Can you put every line of the material below into a Markdown table with the columns Row and Line, numbering the rows and leaving out blank lines?

Region and label listings
+++
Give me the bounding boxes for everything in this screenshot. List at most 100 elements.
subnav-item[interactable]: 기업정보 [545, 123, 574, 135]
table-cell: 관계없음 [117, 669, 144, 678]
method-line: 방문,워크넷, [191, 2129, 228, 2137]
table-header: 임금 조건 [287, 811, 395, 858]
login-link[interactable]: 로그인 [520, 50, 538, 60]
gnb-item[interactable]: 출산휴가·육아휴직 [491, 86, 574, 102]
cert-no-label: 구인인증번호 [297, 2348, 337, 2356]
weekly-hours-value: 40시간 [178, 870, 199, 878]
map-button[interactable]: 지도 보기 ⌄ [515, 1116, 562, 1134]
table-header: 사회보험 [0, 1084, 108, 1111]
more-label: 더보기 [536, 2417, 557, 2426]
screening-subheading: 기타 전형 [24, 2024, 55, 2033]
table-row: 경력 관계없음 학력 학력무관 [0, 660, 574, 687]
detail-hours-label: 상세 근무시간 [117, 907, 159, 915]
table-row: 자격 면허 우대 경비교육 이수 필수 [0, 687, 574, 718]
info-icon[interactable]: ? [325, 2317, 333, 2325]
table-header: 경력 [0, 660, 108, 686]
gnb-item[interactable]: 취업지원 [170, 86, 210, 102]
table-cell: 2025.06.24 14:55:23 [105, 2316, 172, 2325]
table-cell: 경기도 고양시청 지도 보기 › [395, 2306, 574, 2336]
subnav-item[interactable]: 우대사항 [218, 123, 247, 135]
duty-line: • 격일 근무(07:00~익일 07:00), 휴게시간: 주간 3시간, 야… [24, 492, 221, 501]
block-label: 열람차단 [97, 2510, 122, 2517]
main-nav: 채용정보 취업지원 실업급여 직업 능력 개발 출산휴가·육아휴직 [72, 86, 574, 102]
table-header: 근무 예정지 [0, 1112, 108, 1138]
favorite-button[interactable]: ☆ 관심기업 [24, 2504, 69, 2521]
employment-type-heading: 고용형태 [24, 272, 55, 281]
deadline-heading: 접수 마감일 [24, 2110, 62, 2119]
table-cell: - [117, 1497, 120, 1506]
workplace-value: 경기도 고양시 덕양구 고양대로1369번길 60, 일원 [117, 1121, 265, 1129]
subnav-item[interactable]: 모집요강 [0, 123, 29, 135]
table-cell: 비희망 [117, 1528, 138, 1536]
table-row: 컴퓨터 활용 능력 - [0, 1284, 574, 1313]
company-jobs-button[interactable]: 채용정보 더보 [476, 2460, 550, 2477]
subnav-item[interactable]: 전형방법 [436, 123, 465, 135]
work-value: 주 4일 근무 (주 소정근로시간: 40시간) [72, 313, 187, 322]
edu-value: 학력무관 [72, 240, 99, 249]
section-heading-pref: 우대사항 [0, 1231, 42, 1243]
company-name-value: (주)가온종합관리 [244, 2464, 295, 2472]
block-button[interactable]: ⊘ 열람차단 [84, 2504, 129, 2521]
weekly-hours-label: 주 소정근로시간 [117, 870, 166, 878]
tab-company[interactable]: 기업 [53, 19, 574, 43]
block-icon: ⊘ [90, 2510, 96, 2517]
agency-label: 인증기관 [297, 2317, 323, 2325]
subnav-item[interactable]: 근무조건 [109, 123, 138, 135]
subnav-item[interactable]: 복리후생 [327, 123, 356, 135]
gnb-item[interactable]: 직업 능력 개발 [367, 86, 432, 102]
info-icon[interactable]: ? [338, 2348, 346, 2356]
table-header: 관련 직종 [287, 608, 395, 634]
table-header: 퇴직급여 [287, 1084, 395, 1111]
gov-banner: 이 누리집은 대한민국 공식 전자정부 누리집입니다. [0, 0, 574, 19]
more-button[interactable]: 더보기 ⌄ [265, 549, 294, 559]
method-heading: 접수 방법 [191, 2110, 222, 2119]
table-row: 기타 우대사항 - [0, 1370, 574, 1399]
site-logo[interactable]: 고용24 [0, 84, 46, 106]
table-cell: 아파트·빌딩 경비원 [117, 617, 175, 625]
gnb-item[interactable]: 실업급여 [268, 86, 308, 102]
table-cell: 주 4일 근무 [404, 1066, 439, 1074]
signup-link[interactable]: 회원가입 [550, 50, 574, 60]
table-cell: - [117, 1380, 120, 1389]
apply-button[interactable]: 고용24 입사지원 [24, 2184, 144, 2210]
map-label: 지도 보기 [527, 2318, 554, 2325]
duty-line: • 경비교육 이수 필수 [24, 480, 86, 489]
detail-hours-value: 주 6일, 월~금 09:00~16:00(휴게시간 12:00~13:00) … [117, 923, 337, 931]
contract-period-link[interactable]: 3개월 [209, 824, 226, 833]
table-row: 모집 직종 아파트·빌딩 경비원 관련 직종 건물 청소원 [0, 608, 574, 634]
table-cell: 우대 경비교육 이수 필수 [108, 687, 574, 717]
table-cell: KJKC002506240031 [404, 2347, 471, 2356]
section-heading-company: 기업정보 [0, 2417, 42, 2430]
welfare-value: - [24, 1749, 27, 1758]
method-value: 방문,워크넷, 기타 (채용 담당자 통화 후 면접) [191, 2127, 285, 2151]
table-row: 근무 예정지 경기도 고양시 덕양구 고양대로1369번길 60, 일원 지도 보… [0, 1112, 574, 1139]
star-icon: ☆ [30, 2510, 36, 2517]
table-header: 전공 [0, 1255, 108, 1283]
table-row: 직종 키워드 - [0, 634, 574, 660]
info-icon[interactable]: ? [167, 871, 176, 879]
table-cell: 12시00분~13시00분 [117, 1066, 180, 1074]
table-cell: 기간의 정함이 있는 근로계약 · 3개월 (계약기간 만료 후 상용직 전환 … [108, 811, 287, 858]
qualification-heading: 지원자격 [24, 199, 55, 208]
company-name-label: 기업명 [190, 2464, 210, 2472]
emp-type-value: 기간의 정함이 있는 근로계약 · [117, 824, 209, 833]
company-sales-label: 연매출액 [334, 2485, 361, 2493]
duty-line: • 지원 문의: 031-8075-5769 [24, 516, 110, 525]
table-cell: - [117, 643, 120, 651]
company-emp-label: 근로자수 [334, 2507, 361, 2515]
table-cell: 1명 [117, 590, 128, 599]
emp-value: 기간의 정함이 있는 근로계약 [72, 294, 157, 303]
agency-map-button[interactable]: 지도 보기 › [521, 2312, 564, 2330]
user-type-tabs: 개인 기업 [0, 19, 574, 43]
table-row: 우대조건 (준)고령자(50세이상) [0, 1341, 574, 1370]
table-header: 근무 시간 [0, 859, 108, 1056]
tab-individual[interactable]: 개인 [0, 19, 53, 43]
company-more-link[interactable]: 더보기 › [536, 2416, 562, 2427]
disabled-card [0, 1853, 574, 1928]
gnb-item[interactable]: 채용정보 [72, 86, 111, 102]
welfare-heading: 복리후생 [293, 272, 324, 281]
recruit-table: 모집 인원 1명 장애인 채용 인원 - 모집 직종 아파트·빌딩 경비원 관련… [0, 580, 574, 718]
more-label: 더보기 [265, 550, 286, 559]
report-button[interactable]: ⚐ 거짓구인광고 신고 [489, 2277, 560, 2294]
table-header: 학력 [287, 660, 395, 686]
+++
* **Reply**
| Row | Line |
|---|---|
| 1 | Give me the bounding boxes for everything in this screenshot. List at most 100 elements. |
| 2 | subnav-item[interactable]: 기업정보 [545, 123, 574, 135] |
| 3 | table-cell: 관계없음 [117, 669, 144, 678] |
| 4 | method-line: 방문,워크넷, [191, 2129, 228, 2137] |
| 5 | table-header: 임금 조건 [287, 811, 395, 858] |
| 6 | login-link[interactable]: 로그인 [520, 50, 538, 60] |
| 7 | gnb-item[interactable]: 출산휴가·육아휴직 [491, 86, 574, 102] |
| 8 | cert-no-label: 구인인증번호 [297, 2348, 337, 2356] |
| 9 | weekly-hours-value: 40시간 [178, 870, 199, 878] |
| 10 | map-button[interactable]: 지도 보기 ⌄ [515, 1116, 562, 1134] |
| 11 | table-header: 사회보험 [0, 1084, 108, 1111] |
| 12 | more-label: 더보기 [536, 2417, 557, 2426] |
| 13 | screening-subheading: 기타 전형 [24, 2024, 55, 2033] |
| 14 | table-row: 경력 관계없음 학력 학력무관 [0, 660, 574, 687] |
| 15 | detail-hours-label: 상세 근무시간 [117, 907, 159, 915] |
| 16 | table-row: 자격 면허 우대 경비교육 이수 필수 [0, 687, 574, 718] |
| 17 | info-icon[interactable]: ? [325, 2317, 333, 2325] |
| 18 | table-header: 경력 [0, 660, 108, 686] |
| 19 | gnb-item[interactable]: 취업지원 [170, 86, 210, 102] |
| 20 | table-cell: 2025.06.24 14:55:23 [105, 2316, 172, 2325] |
| 21 | table-cell: 경기도 고양시청 지도 보기 › [395, 2306, 574, 2336] |
| 22 | subnav-item[interactable]: 우대사항 [218, 123, 247, 135] |
| 23 | duty-line: • 격일 근무(07:00~익일 07:00), 휴게시간: 주간 3시간, 야… [24, 492, 221, 501] |
| 24 | block-label: 열람차단 [97, 2510, 122, 2517] |
| 25 | main-nav: 채용정보 취업지원 실업급여 직업 능력 개발 출산휴가·육아휴직 [72, 86, 574, 102] |
| 26 | table-header: 근무 예정지 [0, 1112, 108, 1138] |
| 27 | favorite-button[interactable]: ☆ 관심기업 [24, 2504, 69, 2521] |
| 28 | employment-type-heading: 고용형태 [24, 272, 55, 281] |
| 29 | deadline-heading: 접수 마감일 [24, 2110, 62, 2119] |
| 30 | table-cell: - [117, 1497, 120, 1506] |
| 31 | workplace-value: 경기도 고양시 덕양구 고양대로1369번길 60, 일원 [117, 1121, 265, 1129] |
| 32 | subnav-item[interactable]: 모집요강 [0, 123, 29, 135] |
| 33 | table-cell: 비희망 [117, 1528, 138, 1536] |
| 34 | table-row: 컴퓨터 활용 능력 - [0, 1284, 574, 1313] |
| 35 | company-jobs-button[interactable]: 채용정보 더보 [476, 2460, 550, 2477] |
| 36 | subnav-item[interactable]: 전형방법 [436, 123, 465, 135] |
| 37 | work-value: 주 4일 근무 (주 소정근로시간: 40시간) [72, 313, 187, 322] |
| 38 | edu-value: 학력무관 [72, 240, 99, 249] |
| 39 | section-heading-pref: 우대사항 [0, 1231, 42, 1243] |
| 40 | company-name-value: (주)가온종합관리 [244, 2464, 295, 2472] |
| 41 | block-button[interactable]: ⊘ 열람차단 [84, 2504, 129, 2521] |
| 42 | weekly-hours-label: 주 소정근로시간 [117, 870, 166, 878] |
| 43 | tab-company[interactable]: 기업 [53, 19, 574, 43] |
| 44 | block-icon: ⊘ [90, 2510, 96, 2517] |
| 45 | agency-label: 인증기관 [297, 2317, 323, 2325] |
| 46 | subnav-item[interactable]: 근무조건 [109, 123, 138, 135] |
| 47 | subnav-item[interactable]: 복리후생 [327, 123, 356, 135] |
| 48 | gnb-item[interactable]: 직업 능력 개발 [367, 86, 432, 102] |
| 49 | info-icon[interactable]: ? [338, 2348, 346, 2356] |
| 50 | table-header: 관련 직종 [287, 608, 395, 634] |
| 51 | table-header: 퇴직급여 [287, 1084, 395, 1111] |
| 52 | gov-banner: 이 누리집은 대한민국 공식 전자정부 누리집입니다. [0, 0, 574, 19] |
| 53 | more-button[interactable]: 더보기 ⌄ [265, 549, 294, 559] |
| 54 | method-heading: 접수 방법 [191, 2110, 222, 2119] |
| 55 | table-row: 기타 우대사항 - [0, 1370, 574, 1399] |
| 56 | site-logo[interactable]: 고용24 [0, 84, 46, 106] |
| 57 | table-cell: 아파트·빌딩 경비원 [117, 617, 175, 625] |
| 58 | gnb-item[interactable]: 실업급여 [268, 86, 308, 102] |
| 59 | table-cell: 주 4일 근무 [404, 1066, 439, 1074] |
| 60 | signup-link[interactable]: 회원가입 [550, 50, 574, 60] |
| 61 | table-cell: - [117, 1380, 120, 1389] |
| 62 | apply-button[interactable]: 고용24 입사지원 [24, 2184, 144, 2210] |
| 63 | map-label: 지도 보기 [527, 2318, 554, 2325] |
| 64 | duty-line: • 경비교육 이수 필수 [24, 480, 86, 489] |
| 65 | detail-hours-value: 주 6일, 월~금 09:00~16:00(휴게시간 12:00~13:00) … [117, 923, 337, 931] |
| 66 | contract-period-link[interactable]: 3개월 [209, 824, 226, 833] |
| 67 | table-row: 모집 직종 아파트·빌딩 경비원 관련 직종 건물 청소원 [0, 608, 574, 634] |
| 68 | table-cell: 우대 경비교육 이수 필수 [108, 687, 574, 717] |
| 69 | table-cell: KJKC002506240031 [404, 2347, 471, 2356] |
| 70 | section-heading-company: 기업정보 [0, 2417, 42, 2430] |
| 71 | welfare-value: - [24, 1749, 27, 1758] |
| 72 | method-value: 방문,워크넷, 기타 (채용 담당자 통화 후 면접) [191, 2127, 285, 2151] |
| 73 | table-row: 근무 예정지 경기도 고양시 덕양구 고양대로1369번길 60, 일원 지도 보… [0, 1112, 574, 1139] |
| 74 | star-icon: ☆ [30, 2510, 36, 2517] |
| 75 | table-header: 전공 [0, 1255, 108, 1283] |
| 76 | table-row: 직종 키워드 - [0, 634, 574, 660] |
| 77 | info-icon[interactable]: ? [167, 871, 176, 879] |
| 78 | table-cell: 12시00분~13시00분 [117, 1066, 180, 1074] |
| 79 | table-cell: 기간의 정함이 있는 근로계약 · 3개월 (계약기간 만료 후 상용직 전환 … [108, 811, 287, 858] |
| 80 | qualification-heading: 지원자격 [24, 199, 55, 208] |
| 81 | company-name-label: 기업명 [190, 2464, 210, 2472] |
| 82 | emp-type-value: 기간의 정함이 있는 근로계약 · [117, 824, 209, 833] |
| 83 | company-sales-label: 연매출액 [334, 2485, 361, 2493] |
| 84 | duty-line: • 지원 문의: 031-8075-5769 [24, 516, 110, 525] |
| 85 | table-cell: - [117, 643, 120, 651] |
| 86 | company-emp-label: 근로자수 [334, 2507, 361, 2515] |
| 87 | table-cell: 1명 [117, 590, 128, 599] |
| 88 | emp-value: 기간의 정함이 있는 근로계약 [72, 294, 157, 303] |
| 89 | agency-map-button[interactable]: 지도 보기 › [521, 2312, 564, 2330] |
| 90 | user-type-tabs: 개인 기업 [0, 19, 574, 43] |
| 91 | table-row: 우대조건 (준)고령자(50세이상) [0, 1341, 574, 1370] |
| 92 | table-header: 근무 시간 [0, 859, 108, 1056] |
| 93 | tab-individual[interactable]: 개인 [0, 19, 53, 43] |
| 94 | company-more-link[interactable]: 더보기 › [536, 2416, 562, 2427] |
| 95 | disabled-card [0, 1853, 574, 1928] |
| 96 | gnb-item[interactable]: 채용정보 [72, 86, 111, 102] |
| 97 | welfare-heading: 복리후생 [293, 272, 324, 281] |
| 98 | recruit-table: 모집 인원 1명 장애인 채용 인원 - 모집 직종 아파트·빌딩 경비원 관련… [0, 580, 574, 718] |
| 99 | more-label: 더보기 [265, 550, 286, 559] |
| 100 | report-button[interactable]: ⚐ 거짓구인광고 신고 [489, 2277, 560, 2294] |
| 101 | table-header: 학력 [287, 660, 395, 686] |